## START DATA ROWS

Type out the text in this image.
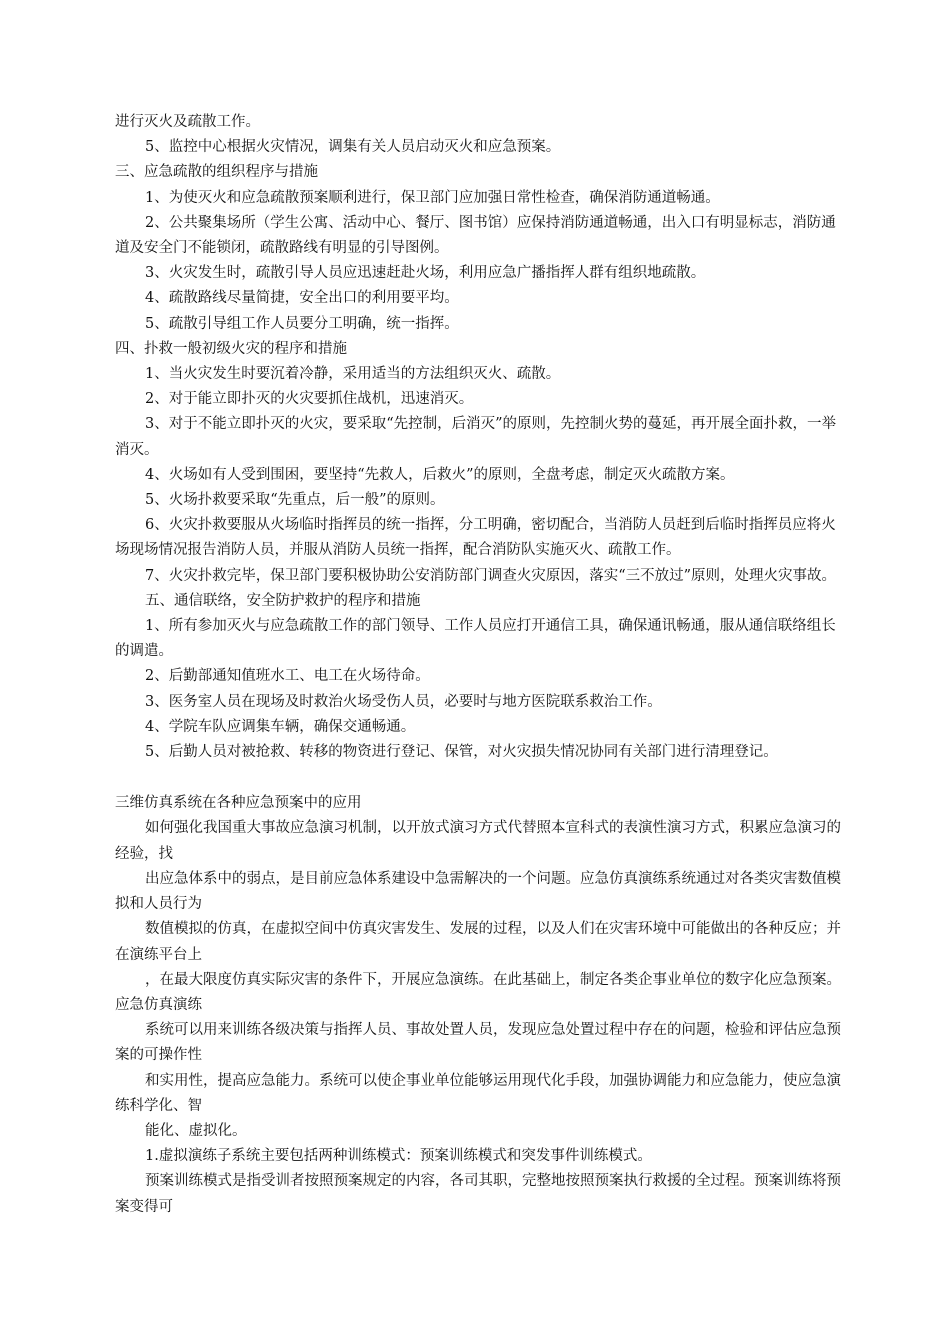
进行灭火及疏散工作。

5、监控中心根据火灾情况，调集有关人员启动灭火和应急预案。

三、应急疏散的组织程序与措施

1、为使灭火和应急疏散预案顺利进行，保卫部门应加强日常性检查，确保消防通道畅通。

2、公共聚集场所（学生公寓、活动中心、餐厅、图书馆）应保持消防通道畅通，出入口有明显标志，消防通道及安全门不能锁闭，疏散路线有明显的引导图例。

3、火灾发生时，疏散引导人员应迅速赶赴火场，利用应急广播指挥人群有组织地疏散。

4、疏散路线尽量简捷，安全出口的利用要平均。

5、疏散引导组工作人员要分工明确，统一指挥。

四、扑救一般初级火灾的程序和措施

1、当火灾发生时要沉着冷静，采用适当的方法组织灭火、疏散。

2、对于能立即扑灭的火灾要抓住战机，迅速消灭。

3、对于不能立即扑灭的火灾，要采取“先控制，后消灭”的原则，先控制火势的蔓延，再开展全面扑救，一举消灭。

4、火场如有人受到围困，要坚持“先救人，后救火”的原则，全盘考虑，制定灭火疏散方案。

5、火场扑救要采取“先重点，后一般”的原则。

6、火灾扑救要服从火场临时指挥员的统一指挥，分工明确，密切配合，当消防人员赶到后临时指挥员应将火场现场情况报告消防人员，并服从消防人员统一指挥，配合消防队实施灭火、疏散工作。

7、火灾扑救完毕，保卫部门要积极协助公安消防部门调查火灾原因，落实“三不放过”原则，处理火灾事故。

五、通信联络，安全防护救护的程序和措施

1、所有参加灭火与应急疏散工作的部门领导、工作人员应打开通信工具，确保通讯畅通，服从通信联络组长的调遣。

2、后勤部通知值班水工、电工在火场待命。

3、医务室人员在现场及时救治火场受伤人员，必要时与地方医院联系救治工作。

4、学院车队应调集车辆，确保交通畅通。

5、后勤人员对被抢救、转移的物资进行登记、保管，对火灾损失情况协同有关部门进行清理登记。

三维仿真系统在各种应急预案中的应用

如何强化我国重大事故应急演习机制，以开放式演习方式代替照本宣科式的表演性演习方式，积累应急演习的经验，找

出应急体系中的弱点，是目前应急体系建设中急需解决的一个问题。应急仿真演练系统通过对各类灾害数值模拟和人员行为

数值模拟的仿真，在虚拟空间中仿真灾害发生、发展的过程，以及人们在灾害环境中可能做出的各种反应；并在演练平台上

，在最大限度仿真实际灾害的条件下，开展应急演练。在此基础上，制定各类企事业单位的数字化应急预案。应急仿真演练

系统可以用来训练各级决策与指挥人员、事故处置人员，发现应急处置过程中存在的问题，检验和评估应急预案的可操作性

和实用性，提高应急能力。系统可以使企事业单位能够运用现代化手段，加强协调能力和应急能力，使应急演练科学化、智

能化、虚拟化。

1.虚拟演练子系统主要包括两种训练模式：预案训练模式和突发事件训练模式。

预案训练模式是指受训者按照预案规定的内容，各司其职，完整地按照预案执行救援的全过程。预案训练将预案变得可
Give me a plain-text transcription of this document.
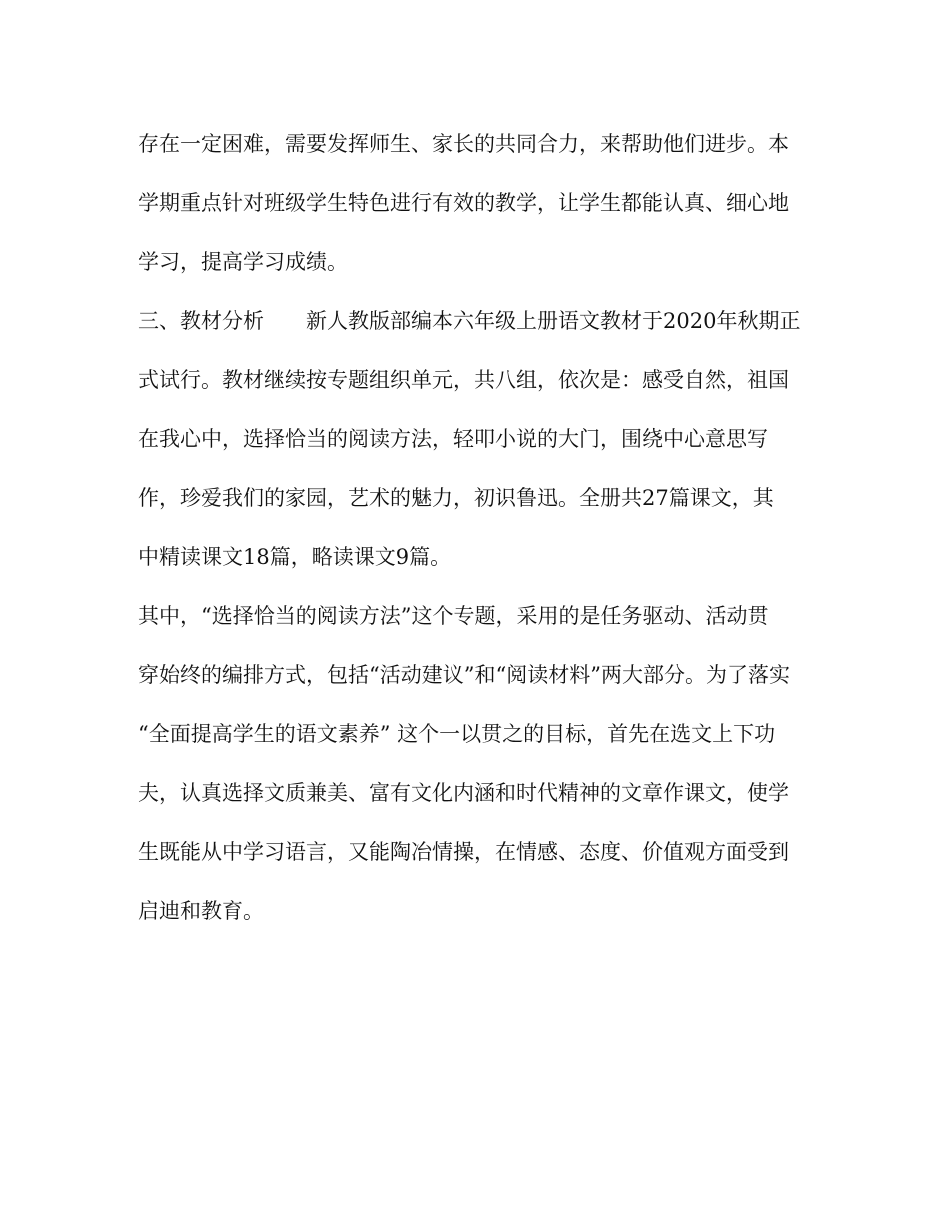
存在一定困难，需要发挥师生、家长的共同合力，来帮助他们进步。本
学期重点针对班级学生特色进行有效的教学，让学生都能认真、细心地
学习，提高学习成绩。
三、教材分析　　新人教版部编本六年级上册语文教材于2020年秋期正
式试行。教材继续按专题组织单元，共八组，依次是：感受自然，祖国
在我心中，选择恰当的阅读方法，轻叩小说的大门，围绕中心意思写
作，珍爱我们的家园，艺术的魅力，初识鲁迅。全册共27篇课文，其
中精读课文18篇，略读课文9篇。
其中，“选择恰当的阅读方法”这个专题，采用的是任务驱动、活动贯
穿始终的编排方式，包括“活动建议”和“阅读材料”两大部分。为了落实
“全面提高学生的语文素养” 这个一以贯之的目标，首先在选文上下功
夫，认真选择文质兼美、富有文化内涵和时代精神的文章作课文，使学
生既能从中学习语言，又能陶冶情操，在情感、态度、价值观方面受到
启迪和教育。
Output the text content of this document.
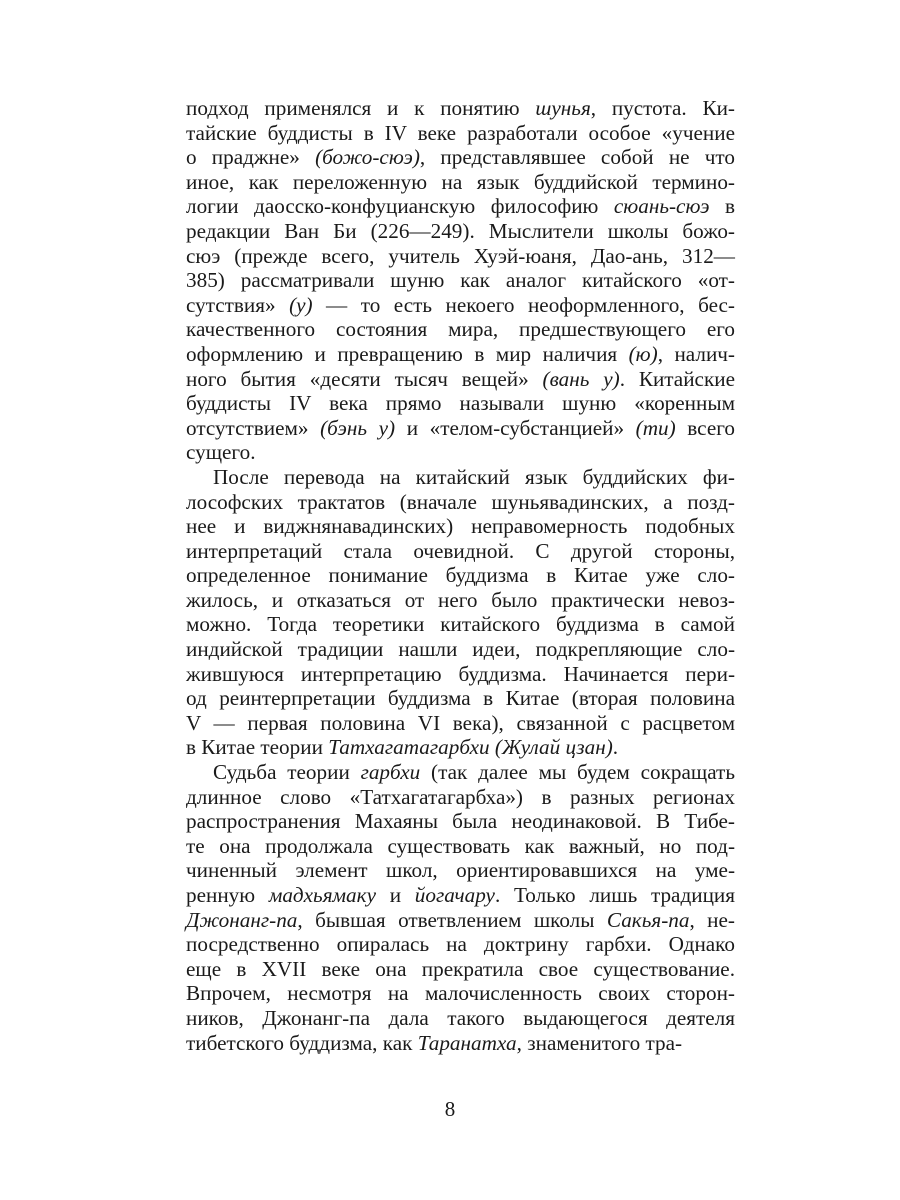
подход применялся и к понятию шунья, пустота. Ки-
тайские буддисты в IV веке разработали особое «учение
о праджне» (божо-сюэ), представлявшее собой не что
иное, как переложенную на язык буддийской термино-
логии даосско-конфуцианскую философию сюань-сюэ в
редакции Ван Би (226—249). Мыслители школы божо-
сюэ (прежде всего, учитель Хуэй-юаня, Дао-ань, 312—
385) рассматривали шуню как аналог китайского «от-
сутствия» (у) — то есть некоего неоформленного, бес-
качественного состояния мира, предшествующего его
оформлению и превращению в мир наличия (ю), налич-
ного бытия «десяти тысяч вещей» (вань у). Китайские
буддисты IV века прямо называли шуню «коренным
отсутствием» (бэнь у) и «телом-субстанцией» (ти) всего
сущего.
После перевода на китайский язык буддийских фи-
лософских трактатов (вначале шуньявадинских, а позд-
нее и виджнянавадинских) неправомерность подобных
интерпретаций стала очевидной. С другой стороны,
определенное понимание буддизма в Китае уже сло-
жилось, и отказаться от него было практически невоз-
можно. Тогда теоретики китайского буддизма в самой
индийской традиции нашли идеи, подкрепляющие сло-
жившуюся интерпретацию буддизма. Начинается пери-
од реинтерпретации буддизма в Китае (вторая половина
V — первая половина VI века), связанной с расцветом
в Китае теории Татхагатагарбхи (Жулай цзан).
Судьба теории гарбхи (так далее мы будем сокращать
длинное слово «Татхагатагарбха») в разных регионах
распространения Махаяны была неодинаковой. В Тибе-
те она продолжала существовать как важный, но под-
чиненный элемент школ, ориентировавшихся на уме-
ренную мадхьямаку и йогачару. Только лишь традиция
Джонанг-па, бывшая ответвлением школы Сакья-па, не-
посредственно опиралась на доктрину гарбхи. Однако
еще в XVII веке она прекратила свое существование.
Впрочем, несмотря на малочисленность своих сторон-
ников, Джонанг-па дала такого выдающегося деятеля
тибетского буддизма, как Таранатха, знаменитого тра-
8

## END DATA ROWS

Which lines of the material contain the string "века"? List each of them.

### WORKED ANSWER:
буддисты IV века прямо называли шуню «коренным
V — первая половина VI века), связанной с расцветом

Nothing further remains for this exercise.